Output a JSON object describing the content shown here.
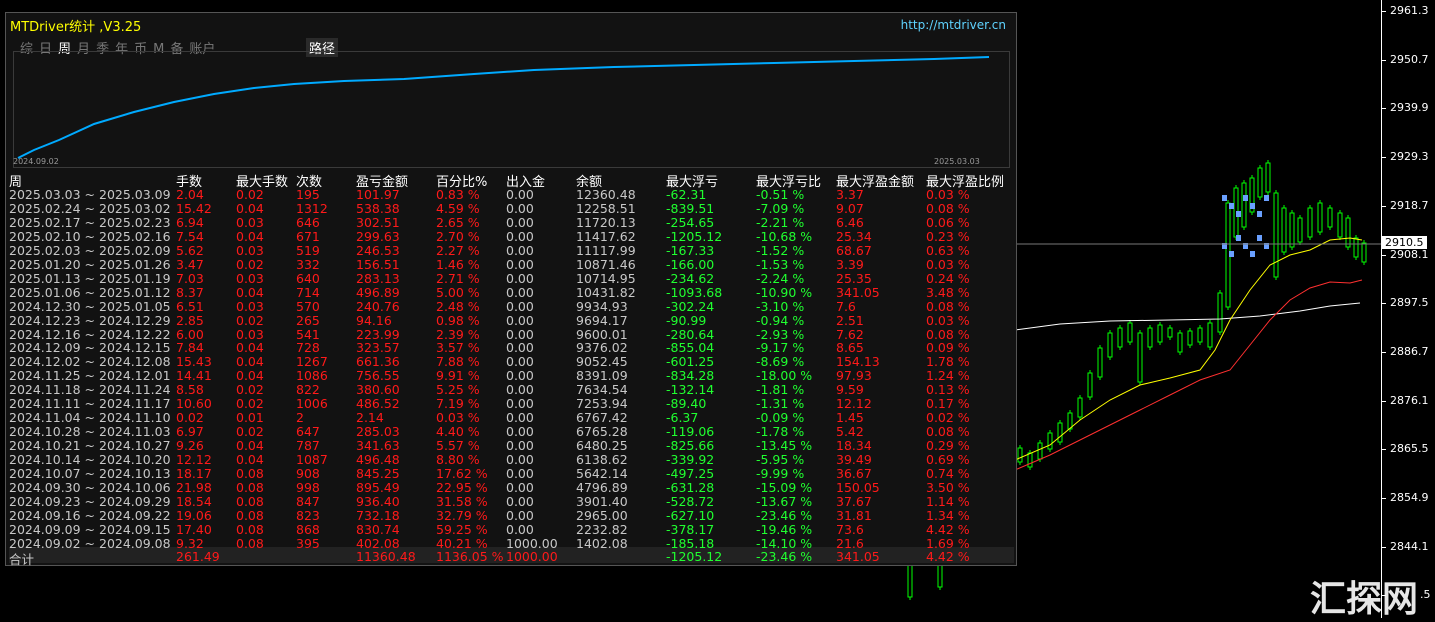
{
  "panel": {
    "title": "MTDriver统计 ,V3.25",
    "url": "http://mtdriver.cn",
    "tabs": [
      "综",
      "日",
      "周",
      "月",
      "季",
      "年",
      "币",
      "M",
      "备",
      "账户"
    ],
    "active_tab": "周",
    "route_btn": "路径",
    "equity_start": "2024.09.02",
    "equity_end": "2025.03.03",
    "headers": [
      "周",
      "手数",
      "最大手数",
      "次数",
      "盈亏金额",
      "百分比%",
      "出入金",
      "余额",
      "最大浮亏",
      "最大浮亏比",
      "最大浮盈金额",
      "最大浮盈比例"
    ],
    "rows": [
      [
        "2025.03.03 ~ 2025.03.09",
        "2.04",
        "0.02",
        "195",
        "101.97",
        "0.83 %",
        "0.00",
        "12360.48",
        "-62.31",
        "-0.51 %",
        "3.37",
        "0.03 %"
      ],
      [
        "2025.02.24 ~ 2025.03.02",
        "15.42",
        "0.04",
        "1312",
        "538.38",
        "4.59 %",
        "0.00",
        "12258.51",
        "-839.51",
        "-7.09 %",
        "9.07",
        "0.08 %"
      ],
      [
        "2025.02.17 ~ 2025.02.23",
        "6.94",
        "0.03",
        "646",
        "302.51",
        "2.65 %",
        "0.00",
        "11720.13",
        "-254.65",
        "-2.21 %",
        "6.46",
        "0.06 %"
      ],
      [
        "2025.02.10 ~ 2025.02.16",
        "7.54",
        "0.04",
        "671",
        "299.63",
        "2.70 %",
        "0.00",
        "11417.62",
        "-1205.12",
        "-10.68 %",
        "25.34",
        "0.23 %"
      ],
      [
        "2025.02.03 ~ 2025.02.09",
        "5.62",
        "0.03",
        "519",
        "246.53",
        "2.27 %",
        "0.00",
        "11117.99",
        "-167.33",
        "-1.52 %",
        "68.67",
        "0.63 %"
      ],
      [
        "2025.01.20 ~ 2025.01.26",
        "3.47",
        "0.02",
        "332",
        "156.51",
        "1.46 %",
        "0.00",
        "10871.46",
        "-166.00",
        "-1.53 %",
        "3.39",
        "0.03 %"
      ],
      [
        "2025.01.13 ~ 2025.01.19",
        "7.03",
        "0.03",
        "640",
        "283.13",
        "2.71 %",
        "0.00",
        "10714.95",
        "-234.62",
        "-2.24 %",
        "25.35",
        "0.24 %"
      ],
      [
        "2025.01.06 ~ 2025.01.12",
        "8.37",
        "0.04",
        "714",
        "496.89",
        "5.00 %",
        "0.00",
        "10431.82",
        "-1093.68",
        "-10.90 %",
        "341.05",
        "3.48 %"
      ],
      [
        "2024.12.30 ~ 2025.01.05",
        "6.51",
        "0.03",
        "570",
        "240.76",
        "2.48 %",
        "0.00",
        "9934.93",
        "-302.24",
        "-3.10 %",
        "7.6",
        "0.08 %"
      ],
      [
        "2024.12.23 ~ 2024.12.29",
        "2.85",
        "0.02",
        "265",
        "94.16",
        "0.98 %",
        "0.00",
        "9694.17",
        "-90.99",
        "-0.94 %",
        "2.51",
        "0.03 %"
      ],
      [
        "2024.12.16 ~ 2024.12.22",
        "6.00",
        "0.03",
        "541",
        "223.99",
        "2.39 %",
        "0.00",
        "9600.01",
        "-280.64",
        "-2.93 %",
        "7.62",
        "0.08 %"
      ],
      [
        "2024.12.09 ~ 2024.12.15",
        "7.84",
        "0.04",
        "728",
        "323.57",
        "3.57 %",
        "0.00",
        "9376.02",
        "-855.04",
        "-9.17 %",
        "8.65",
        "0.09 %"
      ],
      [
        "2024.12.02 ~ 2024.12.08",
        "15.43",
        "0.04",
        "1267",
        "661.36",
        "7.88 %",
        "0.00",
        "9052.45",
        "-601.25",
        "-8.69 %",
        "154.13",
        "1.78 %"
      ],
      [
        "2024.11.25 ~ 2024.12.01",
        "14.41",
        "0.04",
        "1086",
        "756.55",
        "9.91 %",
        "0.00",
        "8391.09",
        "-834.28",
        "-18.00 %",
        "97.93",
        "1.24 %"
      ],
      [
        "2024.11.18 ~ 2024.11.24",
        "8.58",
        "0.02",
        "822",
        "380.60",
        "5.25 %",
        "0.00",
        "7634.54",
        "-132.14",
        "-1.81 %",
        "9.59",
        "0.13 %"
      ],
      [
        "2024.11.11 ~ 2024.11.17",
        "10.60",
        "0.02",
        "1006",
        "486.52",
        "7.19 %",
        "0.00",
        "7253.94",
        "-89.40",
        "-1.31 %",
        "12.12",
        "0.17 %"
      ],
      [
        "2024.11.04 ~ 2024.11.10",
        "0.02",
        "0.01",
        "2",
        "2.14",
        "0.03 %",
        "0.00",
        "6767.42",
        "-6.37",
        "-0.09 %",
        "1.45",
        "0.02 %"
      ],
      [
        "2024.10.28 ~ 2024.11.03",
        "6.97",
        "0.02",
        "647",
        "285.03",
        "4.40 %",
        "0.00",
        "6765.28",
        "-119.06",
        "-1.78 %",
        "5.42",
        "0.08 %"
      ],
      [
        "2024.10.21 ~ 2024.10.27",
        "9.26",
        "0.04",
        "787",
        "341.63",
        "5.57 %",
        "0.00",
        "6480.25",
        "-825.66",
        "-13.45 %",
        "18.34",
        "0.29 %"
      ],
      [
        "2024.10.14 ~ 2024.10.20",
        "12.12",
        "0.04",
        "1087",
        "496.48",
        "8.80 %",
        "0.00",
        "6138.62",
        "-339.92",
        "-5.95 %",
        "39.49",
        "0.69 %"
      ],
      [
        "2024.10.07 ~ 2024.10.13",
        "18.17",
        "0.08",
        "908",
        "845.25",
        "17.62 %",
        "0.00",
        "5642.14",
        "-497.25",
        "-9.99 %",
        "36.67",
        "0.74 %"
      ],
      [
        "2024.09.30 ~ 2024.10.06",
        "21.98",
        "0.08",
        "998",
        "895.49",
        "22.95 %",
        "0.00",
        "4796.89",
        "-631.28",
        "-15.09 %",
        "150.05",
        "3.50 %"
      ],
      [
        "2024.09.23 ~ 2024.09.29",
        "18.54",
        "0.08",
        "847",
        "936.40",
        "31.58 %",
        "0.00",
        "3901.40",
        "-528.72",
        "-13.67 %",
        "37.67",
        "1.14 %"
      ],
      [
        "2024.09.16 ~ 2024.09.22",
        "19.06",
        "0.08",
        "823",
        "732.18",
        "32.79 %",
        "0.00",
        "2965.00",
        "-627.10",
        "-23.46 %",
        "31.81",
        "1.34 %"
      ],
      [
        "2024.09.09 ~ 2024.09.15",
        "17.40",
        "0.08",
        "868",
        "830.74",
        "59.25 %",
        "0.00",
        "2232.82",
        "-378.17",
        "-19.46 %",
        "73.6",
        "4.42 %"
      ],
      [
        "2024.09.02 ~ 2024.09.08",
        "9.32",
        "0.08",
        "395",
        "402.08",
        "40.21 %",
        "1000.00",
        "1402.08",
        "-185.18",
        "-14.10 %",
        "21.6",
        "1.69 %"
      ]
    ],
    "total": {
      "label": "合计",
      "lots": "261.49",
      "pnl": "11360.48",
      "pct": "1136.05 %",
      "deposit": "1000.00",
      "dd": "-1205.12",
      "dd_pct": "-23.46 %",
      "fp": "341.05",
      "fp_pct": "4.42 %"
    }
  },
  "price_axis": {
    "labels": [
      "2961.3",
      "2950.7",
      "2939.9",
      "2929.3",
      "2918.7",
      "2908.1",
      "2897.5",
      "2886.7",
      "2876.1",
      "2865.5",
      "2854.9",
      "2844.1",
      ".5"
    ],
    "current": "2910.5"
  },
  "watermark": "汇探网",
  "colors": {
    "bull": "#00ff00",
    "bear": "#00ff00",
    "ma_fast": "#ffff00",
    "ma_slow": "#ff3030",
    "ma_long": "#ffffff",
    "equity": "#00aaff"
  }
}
_ _ _ _
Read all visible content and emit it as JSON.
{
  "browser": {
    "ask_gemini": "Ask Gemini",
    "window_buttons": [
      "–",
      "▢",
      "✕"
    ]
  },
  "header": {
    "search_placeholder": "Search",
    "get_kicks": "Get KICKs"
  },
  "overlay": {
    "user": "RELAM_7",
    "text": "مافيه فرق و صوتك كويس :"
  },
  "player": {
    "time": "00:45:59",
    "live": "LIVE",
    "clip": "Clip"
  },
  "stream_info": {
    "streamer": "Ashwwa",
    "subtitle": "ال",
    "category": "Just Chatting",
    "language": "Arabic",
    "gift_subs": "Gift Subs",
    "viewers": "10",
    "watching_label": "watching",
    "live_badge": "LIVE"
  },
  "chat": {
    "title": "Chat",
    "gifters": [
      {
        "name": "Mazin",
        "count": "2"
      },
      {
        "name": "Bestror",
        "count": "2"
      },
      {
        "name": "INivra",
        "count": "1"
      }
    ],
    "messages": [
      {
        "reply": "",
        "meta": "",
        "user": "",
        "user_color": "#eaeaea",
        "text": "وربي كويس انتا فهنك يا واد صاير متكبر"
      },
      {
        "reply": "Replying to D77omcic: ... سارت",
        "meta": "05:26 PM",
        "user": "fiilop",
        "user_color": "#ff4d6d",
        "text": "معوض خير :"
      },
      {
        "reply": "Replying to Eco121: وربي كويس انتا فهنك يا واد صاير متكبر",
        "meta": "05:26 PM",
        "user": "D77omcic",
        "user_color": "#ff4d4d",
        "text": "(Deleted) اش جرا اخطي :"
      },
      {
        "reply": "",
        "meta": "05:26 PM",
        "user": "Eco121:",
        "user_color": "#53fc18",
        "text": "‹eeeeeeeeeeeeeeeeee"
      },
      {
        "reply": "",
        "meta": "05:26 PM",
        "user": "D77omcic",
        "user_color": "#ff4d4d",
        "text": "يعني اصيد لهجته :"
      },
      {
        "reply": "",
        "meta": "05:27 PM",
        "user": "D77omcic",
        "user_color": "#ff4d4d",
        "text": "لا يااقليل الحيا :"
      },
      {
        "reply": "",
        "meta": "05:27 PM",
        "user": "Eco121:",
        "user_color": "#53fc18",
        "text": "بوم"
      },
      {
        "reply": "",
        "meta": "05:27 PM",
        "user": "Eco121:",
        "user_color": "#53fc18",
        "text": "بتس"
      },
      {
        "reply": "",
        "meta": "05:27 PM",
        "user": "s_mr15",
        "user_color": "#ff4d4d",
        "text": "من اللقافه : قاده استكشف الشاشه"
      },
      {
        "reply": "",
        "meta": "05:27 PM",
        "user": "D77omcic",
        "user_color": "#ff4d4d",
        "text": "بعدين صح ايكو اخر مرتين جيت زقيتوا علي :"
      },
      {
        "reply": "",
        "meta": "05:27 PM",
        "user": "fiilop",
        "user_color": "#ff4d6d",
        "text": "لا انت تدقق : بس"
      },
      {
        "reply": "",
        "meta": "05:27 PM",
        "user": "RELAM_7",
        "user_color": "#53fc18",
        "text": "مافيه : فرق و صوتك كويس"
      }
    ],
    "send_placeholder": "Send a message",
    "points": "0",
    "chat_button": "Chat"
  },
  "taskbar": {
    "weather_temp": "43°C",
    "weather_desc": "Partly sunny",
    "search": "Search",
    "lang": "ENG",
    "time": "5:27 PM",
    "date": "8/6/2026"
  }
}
_ _ _ _
Using the material above, gather every line that includes "content".

Reply
Output a JSON object describing the content shown here.
Read all visible content and emit it as JSON.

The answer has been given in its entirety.